## begin Listing
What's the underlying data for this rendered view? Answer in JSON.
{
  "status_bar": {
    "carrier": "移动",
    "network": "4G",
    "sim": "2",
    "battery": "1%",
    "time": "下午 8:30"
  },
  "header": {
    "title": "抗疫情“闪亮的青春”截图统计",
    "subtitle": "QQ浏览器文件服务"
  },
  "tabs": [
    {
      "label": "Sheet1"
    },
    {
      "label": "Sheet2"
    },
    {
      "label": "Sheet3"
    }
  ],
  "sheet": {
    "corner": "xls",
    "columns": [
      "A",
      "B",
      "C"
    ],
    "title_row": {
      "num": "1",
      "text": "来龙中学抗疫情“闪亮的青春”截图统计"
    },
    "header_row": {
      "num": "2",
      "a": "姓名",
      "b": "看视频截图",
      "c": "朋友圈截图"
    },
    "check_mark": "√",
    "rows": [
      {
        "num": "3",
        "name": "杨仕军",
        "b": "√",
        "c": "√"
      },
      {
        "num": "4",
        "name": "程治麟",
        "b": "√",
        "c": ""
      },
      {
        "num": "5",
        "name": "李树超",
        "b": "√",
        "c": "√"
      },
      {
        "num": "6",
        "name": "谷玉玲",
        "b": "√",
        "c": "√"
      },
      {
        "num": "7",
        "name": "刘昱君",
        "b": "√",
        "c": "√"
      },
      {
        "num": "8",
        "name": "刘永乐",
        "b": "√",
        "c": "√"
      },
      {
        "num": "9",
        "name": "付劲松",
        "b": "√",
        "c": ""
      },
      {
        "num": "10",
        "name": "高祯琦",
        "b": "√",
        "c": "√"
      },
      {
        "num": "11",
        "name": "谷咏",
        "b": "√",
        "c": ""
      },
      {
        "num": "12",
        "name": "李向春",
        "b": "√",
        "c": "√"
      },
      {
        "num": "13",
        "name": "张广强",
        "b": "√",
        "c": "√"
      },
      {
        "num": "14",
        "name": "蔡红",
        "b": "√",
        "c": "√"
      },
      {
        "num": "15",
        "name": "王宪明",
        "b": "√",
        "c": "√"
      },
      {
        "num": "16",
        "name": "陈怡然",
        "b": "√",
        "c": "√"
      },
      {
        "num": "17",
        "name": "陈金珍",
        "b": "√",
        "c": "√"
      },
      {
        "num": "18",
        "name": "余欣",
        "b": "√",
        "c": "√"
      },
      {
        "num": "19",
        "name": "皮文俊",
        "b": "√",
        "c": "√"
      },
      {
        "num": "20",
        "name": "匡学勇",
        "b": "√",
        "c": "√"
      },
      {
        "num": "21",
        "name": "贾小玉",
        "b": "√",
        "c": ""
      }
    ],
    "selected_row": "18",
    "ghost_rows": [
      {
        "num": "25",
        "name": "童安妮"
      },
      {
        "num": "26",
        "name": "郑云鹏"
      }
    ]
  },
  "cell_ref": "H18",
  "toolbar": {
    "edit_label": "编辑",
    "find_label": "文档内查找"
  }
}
## end Listing
## begin Listing
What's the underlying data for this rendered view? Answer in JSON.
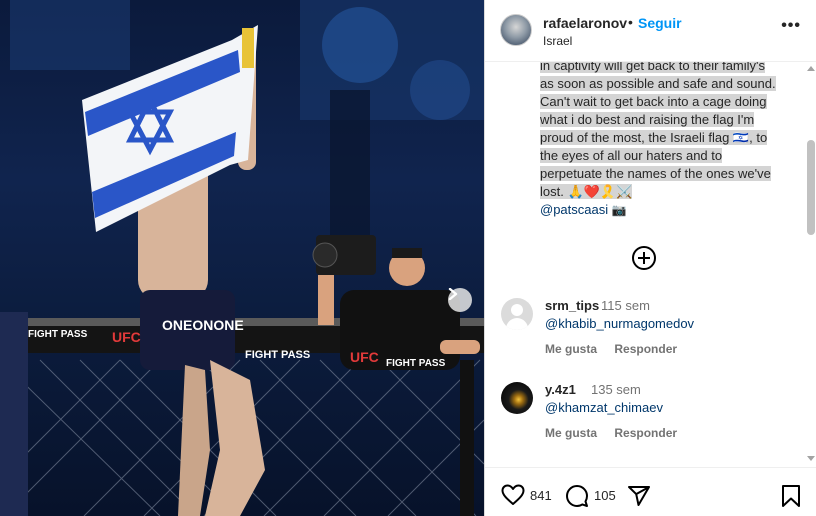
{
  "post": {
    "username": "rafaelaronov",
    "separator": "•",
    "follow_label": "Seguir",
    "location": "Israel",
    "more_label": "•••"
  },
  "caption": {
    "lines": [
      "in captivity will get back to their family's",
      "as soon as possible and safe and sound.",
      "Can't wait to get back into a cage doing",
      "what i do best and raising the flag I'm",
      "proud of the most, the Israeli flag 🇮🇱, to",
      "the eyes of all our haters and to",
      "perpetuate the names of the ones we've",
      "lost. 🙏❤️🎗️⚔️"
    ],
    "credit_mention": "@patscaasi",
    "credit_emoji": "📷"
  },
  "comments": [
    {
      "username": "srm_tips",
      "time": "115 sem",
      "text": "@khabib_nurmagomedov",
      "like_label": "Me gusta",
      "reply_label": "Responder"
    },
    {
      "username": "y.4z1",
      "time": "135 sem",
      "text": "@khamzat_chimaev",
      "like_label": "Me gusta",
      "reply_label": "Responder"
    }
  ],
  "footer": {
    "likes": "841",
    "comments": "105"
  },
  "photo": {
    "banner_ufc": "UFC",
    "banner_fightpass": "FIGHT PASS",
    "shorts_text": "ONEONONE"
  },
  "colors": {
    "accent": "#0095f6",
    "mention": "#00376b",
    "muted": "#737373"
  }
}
## end Listing
Instructions for the task:
Pick out each line above that includes "闪亮的青春" and show it.

Result of the task:
    "title": "抗疫情“闪亮的青春”截图统计",
      "text": "来龙中学抗疫情“闪亮的青春”截图统计"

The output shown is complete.